GIVEN EXERCISE :: Your task is to write out the complete listing exactly as it is shown.

Figure collection entries:
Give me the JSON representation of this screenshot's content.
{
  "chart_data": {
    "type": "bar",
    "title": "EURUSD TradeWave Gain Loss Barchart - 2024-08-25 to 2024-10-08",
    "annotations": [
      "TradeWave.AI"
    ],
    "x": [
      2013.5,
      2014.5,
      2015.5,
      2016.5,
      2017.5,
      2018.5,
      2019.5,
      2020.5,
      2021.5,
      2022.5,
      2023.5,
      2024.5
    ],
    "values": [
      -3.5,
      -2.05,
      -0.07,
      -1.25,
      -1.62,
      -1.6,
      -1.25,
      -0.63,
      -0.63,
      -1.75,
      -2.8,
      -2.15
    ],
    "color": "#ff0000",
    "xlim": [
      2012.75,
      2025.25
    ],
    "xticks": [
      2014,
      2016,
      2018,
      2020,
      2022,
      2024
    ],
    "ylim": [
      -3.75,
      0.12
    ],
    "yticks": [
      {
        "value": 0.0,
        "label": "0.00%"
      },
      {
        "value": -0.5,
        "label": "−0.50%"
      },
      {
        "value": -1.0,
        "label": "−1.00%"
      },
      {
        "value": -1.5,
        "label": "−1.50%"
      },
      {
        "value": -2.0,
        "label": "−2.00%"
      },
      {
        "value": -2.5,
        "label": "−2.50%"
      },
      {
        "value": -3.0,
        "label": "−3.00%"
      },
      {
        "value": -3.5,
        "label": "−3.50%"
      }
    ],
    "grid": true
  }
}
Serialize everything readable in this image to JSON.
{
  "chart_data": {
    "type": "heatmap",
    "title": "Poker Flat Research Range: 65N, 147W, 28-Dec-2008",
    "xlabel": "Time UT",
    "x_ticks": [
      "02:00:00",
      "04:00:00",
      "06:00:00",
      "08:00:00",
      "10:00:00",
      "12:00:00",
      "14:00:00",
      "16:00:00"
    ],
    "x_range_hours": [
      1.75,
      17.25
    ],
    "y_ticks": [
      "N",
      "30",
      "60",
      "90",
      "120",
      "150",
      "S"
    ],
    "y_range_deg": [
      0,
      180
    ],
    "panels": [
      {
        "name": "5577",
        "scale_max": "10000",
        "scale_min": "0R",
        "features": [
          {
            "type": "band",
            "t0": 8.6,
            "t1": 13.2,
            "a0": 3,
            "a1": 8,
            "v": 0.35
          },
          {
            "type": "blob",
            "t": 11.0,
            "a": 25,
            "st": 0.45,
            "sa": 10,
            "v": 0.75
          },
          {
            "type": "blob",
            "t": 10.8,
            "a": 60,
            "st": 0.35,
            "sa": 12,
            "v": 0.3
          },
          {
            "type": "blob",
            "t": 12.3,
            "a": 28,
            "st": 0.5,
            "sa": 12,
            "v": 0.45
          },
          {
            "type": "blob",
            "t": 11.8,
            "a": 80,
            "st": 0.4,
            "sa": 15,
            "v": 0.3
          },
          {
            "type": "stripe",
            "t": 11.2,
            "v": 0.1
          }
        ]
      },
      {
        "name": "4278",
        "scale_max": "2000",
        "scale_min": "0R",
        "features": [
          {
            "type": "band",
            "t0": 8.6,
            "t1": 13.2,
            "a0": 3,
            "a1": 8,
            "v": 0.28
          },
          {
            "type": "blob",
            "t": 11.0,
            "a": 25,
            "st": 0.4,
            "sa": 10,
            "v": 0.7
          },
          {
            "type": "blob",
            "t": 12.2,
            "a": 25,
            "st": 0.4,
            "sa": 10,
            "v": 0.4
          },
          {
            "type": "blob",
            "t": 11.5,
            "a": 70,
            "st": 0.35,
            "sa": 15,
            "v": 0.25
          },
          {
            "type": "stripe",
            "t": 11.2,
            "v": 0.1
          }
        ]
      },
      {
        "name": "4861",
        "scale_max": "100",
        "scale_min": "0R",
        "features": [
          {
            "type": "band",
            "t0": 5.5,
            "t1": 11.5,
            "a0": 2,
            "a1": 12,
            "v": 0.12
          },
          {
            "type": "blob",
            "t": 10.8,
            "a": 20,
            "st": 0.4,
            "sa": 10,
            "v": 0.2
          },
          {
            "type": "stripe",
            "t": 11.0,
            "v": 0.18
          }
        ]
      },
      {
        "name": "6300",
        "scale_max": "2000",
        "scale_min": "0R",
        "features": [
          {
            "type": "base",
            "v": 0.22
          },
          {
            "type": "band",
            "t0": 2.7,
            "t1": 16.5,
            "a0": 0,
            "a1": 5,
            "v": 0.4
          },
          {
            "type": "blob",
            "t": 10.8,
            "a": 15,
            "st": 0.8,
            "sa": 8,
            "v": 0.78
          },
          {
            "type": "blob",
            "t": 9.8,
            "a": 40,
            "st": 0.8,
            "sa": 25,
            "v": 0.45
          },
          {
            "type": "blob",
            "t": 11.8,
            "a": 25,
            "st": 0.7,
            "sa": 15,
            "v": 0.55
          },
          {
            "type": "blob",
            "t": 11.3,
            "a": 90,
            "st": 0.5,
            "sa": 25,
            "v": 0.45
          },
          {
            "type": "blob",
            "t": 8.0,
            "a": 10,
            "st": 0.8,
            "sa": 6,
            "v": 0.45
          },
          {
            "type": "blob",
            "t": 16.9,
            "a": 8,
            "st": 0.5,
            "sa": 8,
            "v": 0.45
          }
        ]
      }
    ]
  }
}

RESULT OF THE TASK ::
Give me the JSON representation of this screenshot's content.
{
  "chart_data": {
    "type": "bar",
    "title": "EURUSD TradeWave Gain Loss Barchart - 2024-08-25 to 2024-10-08",
    "annotations": [
      "TradeWave.AI"
    ],
    "x": [
      2013.5,
      2014.5,
      2015.5,
      2016.5,
      2017.5,
      2018.5,
      2019.5,
      2020.5,
      2021.5,
      2022.5,
      2023.5,
      2024.5
    ],
    "values": [
      -3.5,
      -2.05,
      -0.07,
      -1.25,
      -1.62,
      -1.6,
      -1.25,
      -0.63,
      -0.63,
      -1.75,
      -2.8,
      -2.15
    ],
    "color": "#ff0000",
    "xlim": [
      2012.75,
      2025.25
    ],
    "xticks": [
      2014,
      2016,
      2018,
      2020,
      2022,
      2024
    ],
    "ylim": [
      -3.75,
      0.12
    ],
    "yticks": [
      {
        "value": 0.0,
        "label": "0.00%"
      },
      {
        "value": -0.5,
        "label": "−0.50%"
      },
      {
        "value": -1.0,
        "label": "−1.00%"
      },
      {
        "value": -1.5,
        "label": "−1.50%"
      },
      {
        "value": -2.0,
        "label": "−2.00%"
      },
      {
        "value": -2.5,
        "label": "−2.50%"
      },
      {
        "value": -3.0,
        "label": "−3.00%"
      },
      {
        "value": -3.5,
        "label": "−3.50%"
      }
    ],
    "grid": true
  }
}
Serialize everything readable in this image to JSON.
{
  "chart_data": {
    "type": "heatmap",
    "title": "Poker Flat Research Range: 65N, 147W, 28-Dec-2008",
    "xlabel": "Time UT",
    "x_ticks": [
      "02:00:00",
      "04:00:00",
      "06:00:00",
      "08:00:00",
      "10:00:00",
      "12:00:00",
      "14:00:00",
      "16:00:00"
    ],
    "x_range_hours": [
      1.75,
      17.25
    ],
    "y_ticks": [
      "N",
      "30",
      "60",
      "90",
      "120",
      "150",
      "S"
    ],
    "y_range_deg": [
      0,
      180
    ],
    "panels": [
      {
        "name": "5577",
        "scale_max": "10000",
        "scale_min": "0R",
        "features": [
          {
            "type": "band",
            "t0": 8.6,
            "t1": 13.2,
            "a0": 3,
            "a1": 8,
            "v": 0.35
          },
          {
            "type": "blob",
            "t": 11.0,
            "a": 25,
            "st": 0.45,
            "sa": 10,
            "v": 0.75
          },
          {
            "type": "blob",
            "t": 10.8,
            "a": 60,
            "st": 0.35,
            "sa": 12,
            "v": 0.3
          },
          {
            "type": "blob",
            "t": 12.3,
            "a": 28,
            "st": 0.5,
            "sa": 12,
            "v": 0.45
          },
          {
            "type": "blob",
            "t": 11.8,
            "a": 80,
            "st": 0.4,
            "sa": 15,
            "v": 0.3
          },
          {
            "type": "stripe",
            "t": 11.2,
            "v": 0.1
          }
        ]
      },
      {
        "name": "4278",
        "scale_max": "2000",
        "scale_min": "0R",
        "features": [
          {
            "type": "band",
            "t0": 8.6,
            "t1": 13.2,
            "a0": 3,
            "a1": 8,
            "v": 0.28
          },
          {
            "type": "blob",
            "t": 11.0,
            "a": 25,
            "st": 0.4,
            "sa": 10,
            "v": 0.7
          },
          {
            "type": "blob",
            "t": 12.2,
            "a": 25,
            "st": 0.4,
            "sa": 10,
            "v": 0.4
          },
          {
            "type": "blob",
            "t": 11.5,
            "a": 70,
            "st": 0.35,
            "sa": 15,
            "v": 0.25
          },
          {
            "type": "stripe",
            "t": 11.2,
            "v": 0.1
          }
        ]
      },
      {
        "name": "4861",
        "scale_max": "100",
        "scale_min": "0R",
        "features": [
          {
            "type": "band",
            "t0": 5.5,
            "t1": 11.5,
            "a0": 2,
            "a1": 12,
            "v": 0.12
          },
          {
            "type": "blob",
            "t": 10.8,
            "a": 20,
            "st": 0.4,
            "sa": 10,
            "v": 0.2
          },
          {
            "type": "stripe",
            "t": 11.0,
            "v": 0.18
          }
        ]
      },
      {
        "name": "6300",
        "scale_max": "2000",
        "scale_min": "0R",
        "features": [
          {
            "type": "base",
            "v": 0.22
          },
          {
            "type": "band",
            "t0": 2.7,
            "t1": 16.5,
            "a0": 0,
            "a1": 5,
            "v": 0.4
          },
          {
            "type": "blob",
            "t": 10.8,
            "a": 15,
            "st": 0.8,
            "sa": 8,
            "v": 0.78
          },
          {
            "type": "blob",
            "t": 9.8,
            "a": 40,
            "st": 0.8,
            "sa": 25,
            "v": 0.45
          },
          {
            "type": "blob",
            "t": 11.8,
            "a": 25,
            "st": 0.7,
            "sa": 15,
            "v": 0.55
          },
          {
            "type": "blob",
            "t": 11.3,
            "a": 90,
            "st": 0.5,
            "sa": 25,
            "v": 0.45
          },
          {
            "type": "blob",
            "t": 8.0,
            "a": 10,
            "st": 0.8,
            "sa": 6,
            "v": 0.45
          },
          {
            "type": "blob",
            "t": 16.9,
            "a": 8,
            "st": 0.5,
            "sa": 8,
            "v": 0.45
          }
        ]
      }
    ]
  }
}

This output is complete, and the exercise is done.